### Records to use
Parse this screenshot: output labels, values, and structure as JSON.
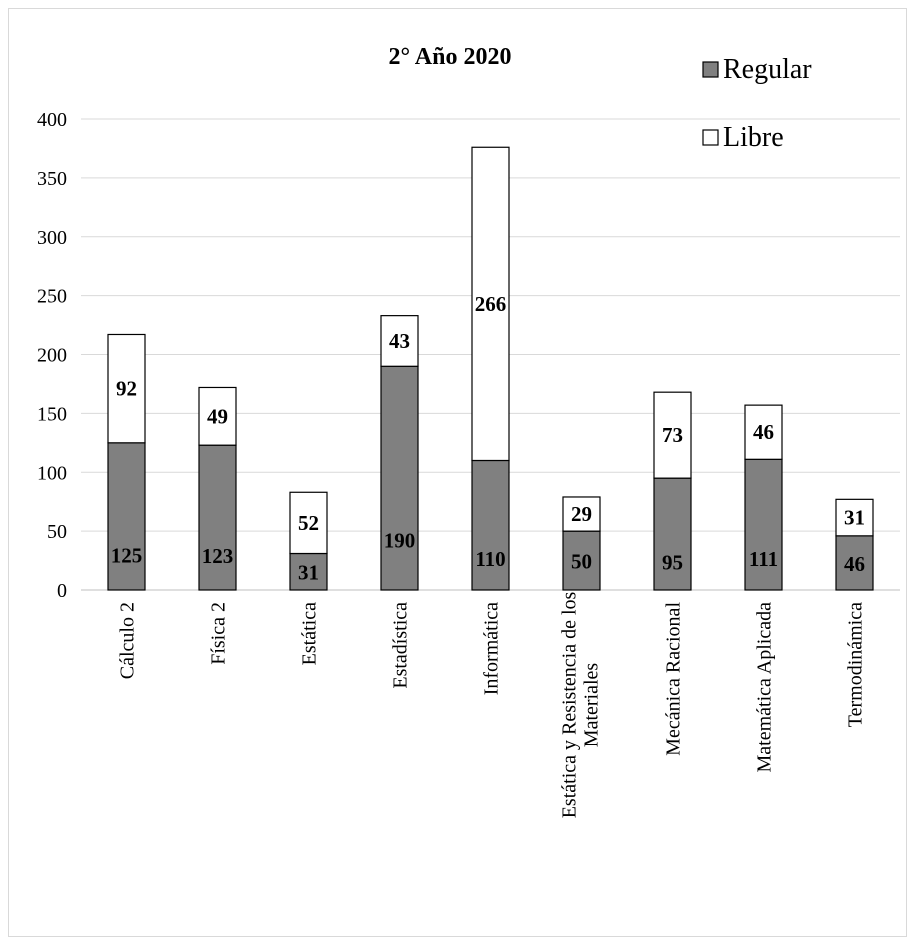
{
  "chart_data": {
    "type": "bar",
    "stacked": true,
    "title": "2° Año 2020",
    "xlabel": "",
    "ylabel": "",
    "ylim": [
      0,
      400
    ],
    "yticks": [
      0,
      50,
      100,
      150,
      200,
      250,
      300,
      350,
      400
    ],
    "grid": true,
    "legend_position": "top-right",
    "categories": [
      "Cálculo 2",
      "Física 2",
      "Estática",
      "Estadística",
      "Informática",
      "Estática y Resistencia de los Materiales",
      "Mecánica Racional",
      "Matemática Aplicada",
      "Termodinámica"
    ],
    "series": [
      {
        "name": "Regular",
        "color": "#808080",
        "values": [
          125,
          123,
          31,
          190,
          110,
          50,
          95,
          111,
          46
        ]
      },
      {
        "name": "Libre",
        "color": "#ffffff",
        "values": [
          92,
          49,
          52,
          43,
          266,
          29,
          73,
          46,
          31
        ]
      }
    ]
  }
}
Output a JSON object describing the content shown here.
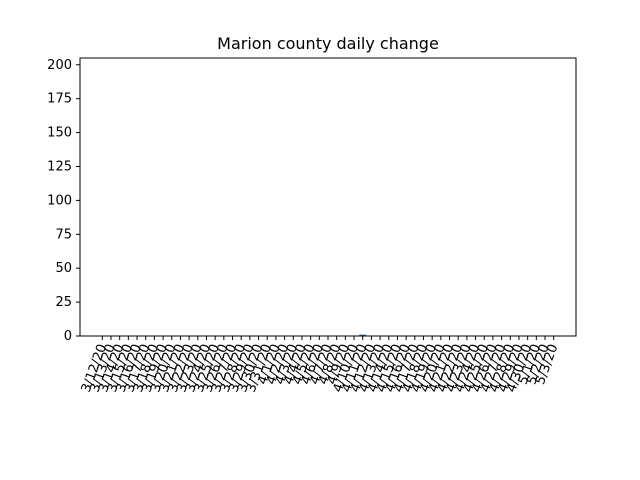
{
  "chart_data": {
    "type": "bar",
    "title": "Marion county daily change",
    "xlabel": "",
    "ylabel": "",
    "ylim": [
      0,
      205
    ],
    "yticks": [
      0,
      25,
      50,
      75,
      100,
      125,
      150,
      175,
      200
    ],
    "grid": false,
    "bar_color": "#1f77b4",
    "categories": [
      "3/12/20",
      "3/13/20",
      "3/14/20",
      "3/15/20",
      "3/16/20",
      "3/17/20",
      "3/18/20",
      "3/19/20",
      "3/20/20",
      "3/21/20",
      "3/22/20",
      "3/23/20",
      "3/24/20",
      "3/25/20",
      "3/26/20",
      "3/27/20",
      "3/28/20",
      "3/29/20",
      "3/30/20",
      "3/31/20",
      "4/1/20",
      "4/2/20",
      "4/3/20",
      "4/4/20",
      "4/5/20",
      "4/6/20",
      "4/7/20",
      "4/8/20",
      "4/9/20",
      "4/10/20",
      "4/11/20",
      "4/12/20",
      "4/13/20",
      "4/14/20",
      "4/15/20",
      "4/16/20",
      "4/17/20",
      "4/18/20",
      "4/19/20",
      "4/20/20",
      "4/21/20",
      "4/22/20",
      "4/23/20",
      "4/24/20",
      "4/25/20",
      "4/26/20",
      "4/27/20",
      "4/28/20",
      "4/29/20",
      "4/30/20",
      "5/1/20",
      "5/2/20",
      "5/3/20"
    ],
    "values": [
      0,
      0,
      0,
      0,
      0,
      0,
      0,
      0,
      0,
      0,
      0,
      0,
      0,
      0,
      0,
      0,
      0,
      0,
      0,
      0,
      0,
      0,
      0,
      0,
      0,
      0,
      0,
      0,
      0,
      0,
      1,
      0,
      0,
      0,
      0,
      0,
      0,
      0,
      0,
      0,
      0,
      0,
      0,
      0,
      0,
      0,
      0,
      0,
      0,
      0,
      0,
      0,
      0
    ]
  }
}
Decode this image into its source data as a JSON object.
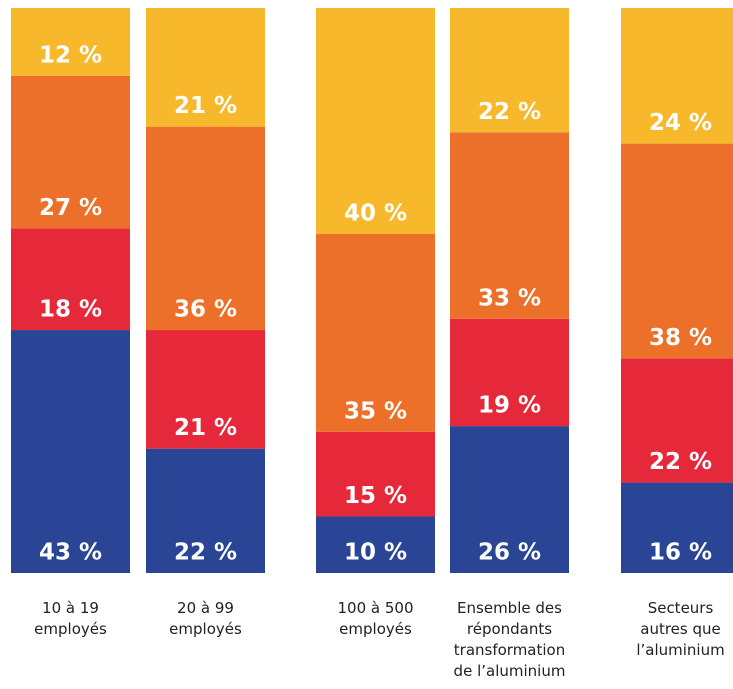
{
  "chart_data": {
    "type": "stacked_bar",
    "categories": [
      "10 à 19\nemployés",
      "20 à 99\nemployés",
      "100 à 500\nemployés",
      "Ensemble des\nrépondants\ntransformation\nde l’aluminium",
      "Secteurs\nautres que\nl’aluminium"
    ],
    "ylim": [
      0,
      100
    ],
    "series": [
      {
        "color": "#2a4596",
        "values": [
          43,
          22,
          10,
          26,
          16
        ],
        "value_labels": [
          "43 %",
          "22 %",
          "10 %",
          "26 %",
          "16 %"
        ]
      },
      {
        "color": "#e5283a",
        "values": [
          18,
          21,
          15,
          19,
          22
        ],
        "value_labels": [
          "18 %",
          "21 %",
          "15 %",
          "19 %",
          "22 %"
        ]
      },
      {
        "color": "#ec7029",
        "values": [
          27,
          36,
          35,
          33,
          38
        ],
        "value_labels": [
          "27 %",
          "36 %",
          "35 %",
          "33 %",
          "38 %"
        ]
      },
      {
        "color": "#f8b82b",
        "values": [
          12,
          21,
          40,
          22,
          24
        ],
        "value_labels": [
          "12 %",
          "21 %",
          "40 %",
          "22 %",
          "24 %"
        ]
      }
    ]
  }
}
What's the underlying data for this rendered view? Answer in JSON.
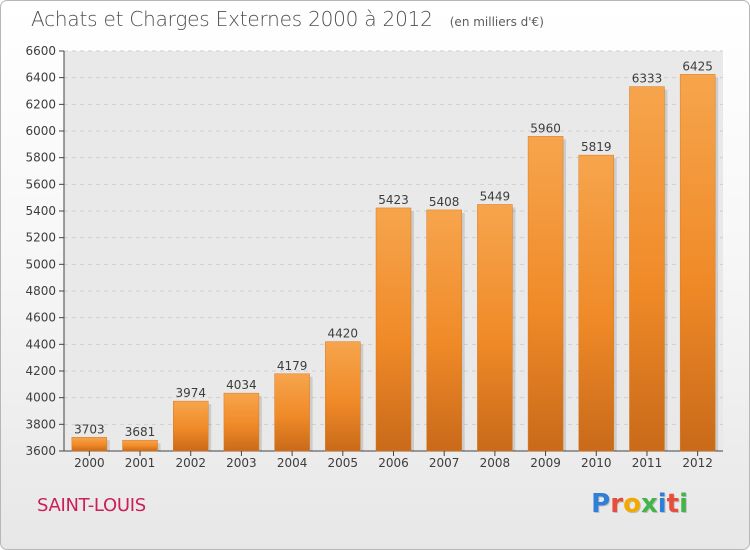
{
  "chart_data": {
    "type": "bar",
    "title": "Achats et Charges Externes 2000 à 2012",
    "subtitle": "(en milliers d'€)",
    "categories": [
      "2000",
      "2001",
      "2002",
      "2003",
      "2004",
      "2005",
      "2006",
      "2007",
      "2008",
      "2009",
      "2010",
      "2011",
      "2012"
    ],
    "values": [
      3703,
      3681,
      3974,
      4034,
      4179,
      4420,
      5423,
      5408,
      5449,
      5960,
      5819,
      6333,
      6425
    ],
    "ylim": [
      3600,
      6600
    ],
    "yticks": [
      3600,
      3800,
      4000,
      4200,
      4400,
      4600,
      4800,
      5000,
      5200,
      5400,
      5600,
      5800,
      6000,
      6200,
      6400,
      6600
    ],
    "grid": true,
    "bar_color": "#f08a28",
    "bar_light_color": "#f6a54d",
    "bar_dark_color": "#c96a1a",
    "xlabel": "",
    "ylabel": ""
  },
  "footer": {
    "place": "SAINT-LOUIS",
    "brand_letters": [
      "P",
      "r",
      "o",
      "x",
      "i",
      "t",
      "i"
    ],
    "brand_colors": [
      "#2f7ed8",
      "#e84c3d",
      "#f2a900",
      "#44b449",
      "#2f7ed8",
      "#e84c3d",
      "#44b449"
    ]
  }
}
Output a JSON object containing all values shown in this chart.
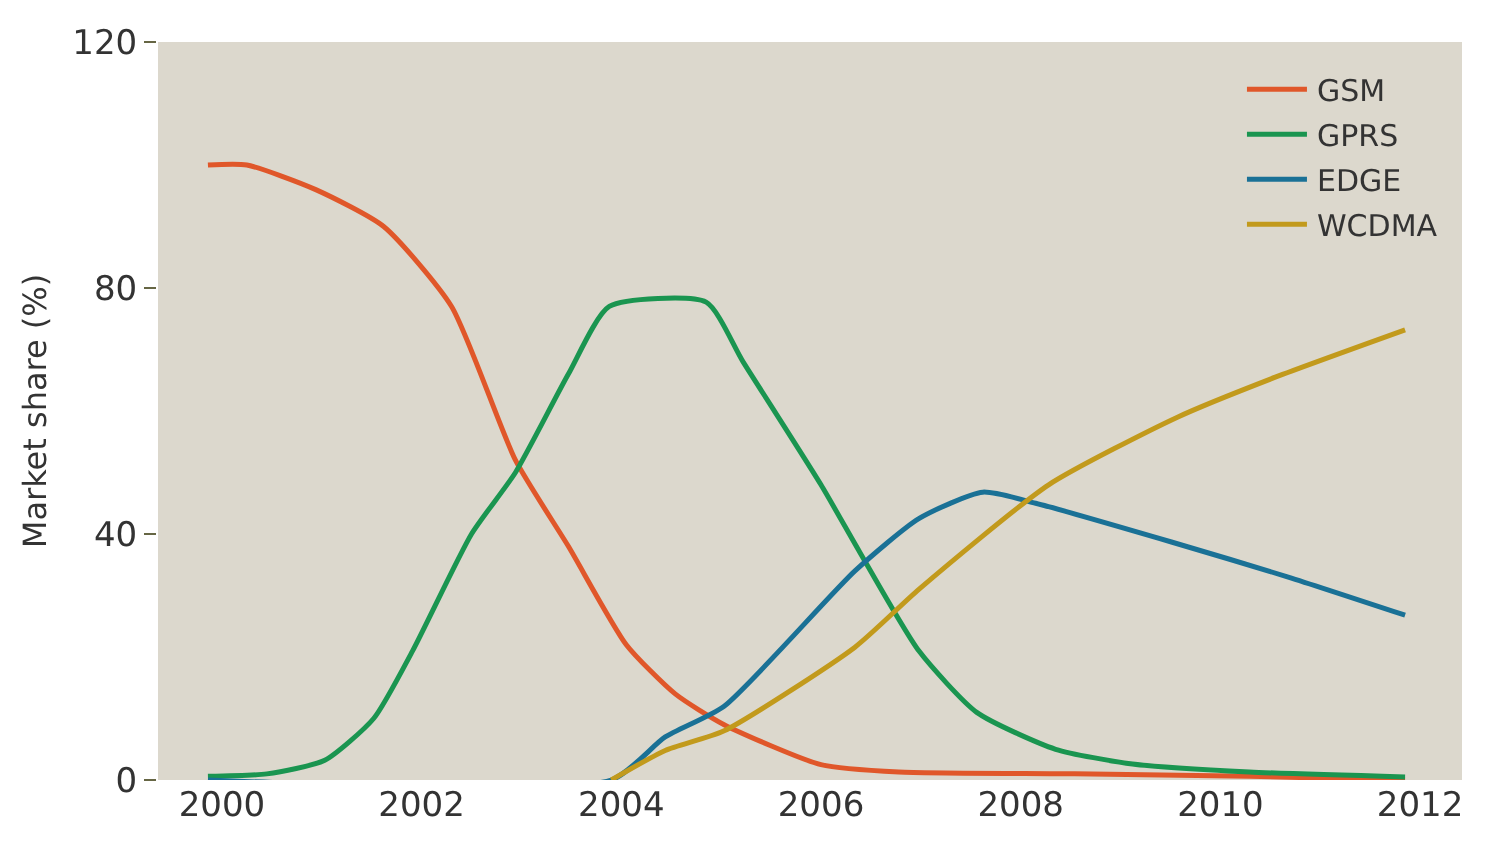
{
  "chart_data": {
    "type": "line",
    "ylabel": "Market share (%)",
    "xlim": [
      1999.36,
      2012.42
    ],
    "xticks": [
      2000,
      2002,
      2004,
      2006,
      2008,
      2010,
      2012
    ],
    "ylim": [
      0,
      120
    ],
    "yticks": [
      0,
      40,
      80,
      120
    ],
    "grid": false,
    "legend": "top right",
    "marker": "none",
    "line_style": "solid",
    "series": [
      {
        "name": "GSM",
        "color": "#e0572a",
        "x": [
          1999.86,
          2000.25,
          2000.94,
          2001.62,
          2002.3,
          2002.94,
          2003.47,
          2004.05,
          2004.54,
          2005.03,
          2006.0,
          2006.78,
          2008.54,
          2010.29,
          2011.85
        ],
        "values": [
          100,
          100,
          96,
          90,
          77,
          52,
          38,
          22,
          14,
          9,
          2.5,
          1.3,
          1,
          0.6,
          0
        ]
      },
      {
        "name": "GPRS",
        "color": "#1a9550",
        "x": [
          1999.86,
          2000.45,
          2001.03,
          2001.52,
          2001.91,
          2002.5,
          2002.94,
          2003.47,
          2003.88,
          2004.85,
          2005.22,
          2006.0,
          2006.39,
          2006.98,
          2007.56,
          2008.35,
          2009.12,
          2010.29,
          2011.85
        ],
        "values": [
          0.6,
          1,
          3.2,
          10,
          21,
          40,
          50,
          66,
          77,
          77.7,
          68,
          48,
          37,
          21,
          11,
          5,
          2.6,
          1.3,
          0.5
        ]
      },
      {
        "name": "EDGE",
        "color": "#1a7196",
        "x": [
          1999.86,
          2003.9,
          2004.44,
          2005.03,
          2006.34,
          2006.98,
          2007.62,
          2008.15,
          2009.51,
          2010.68,
          2011.85
        ],
        "values": [
          0,
          0,
          7,
          12,
          34,
          42.5,
          46.8,
          45,
          38.7,
          33,
          26.8
        ]
      },
      {
        "name": "WCDMA",
        "color": "#c29a1c",
        "x": [
          2003.9,
          2004.44,
          2005.03,
          2006.34,
          2006.98,
          2008.28,
          2009.57,
          2010.55,
          2011.85
        ],
        "values": [
          0,
          4.8,
          8,
          21.6,
          31,
          48,
          59,
          65.5,
          73.2
        ]
      }
    ]
  }
}
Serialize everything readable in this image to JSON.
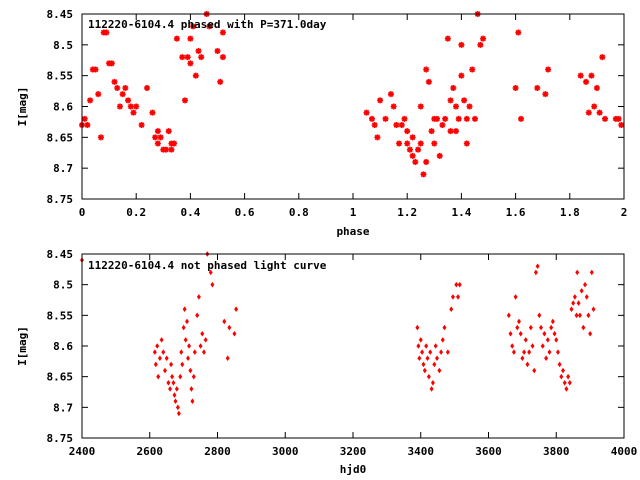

### Stated exercise
Search the lines for the string "object" and copy every line that has it.

### Exercise answer
Output a JSON object describing the content shown here.
Decode this image into its source data as a JSON object.
Output a JSON object containing all values shown in this chart.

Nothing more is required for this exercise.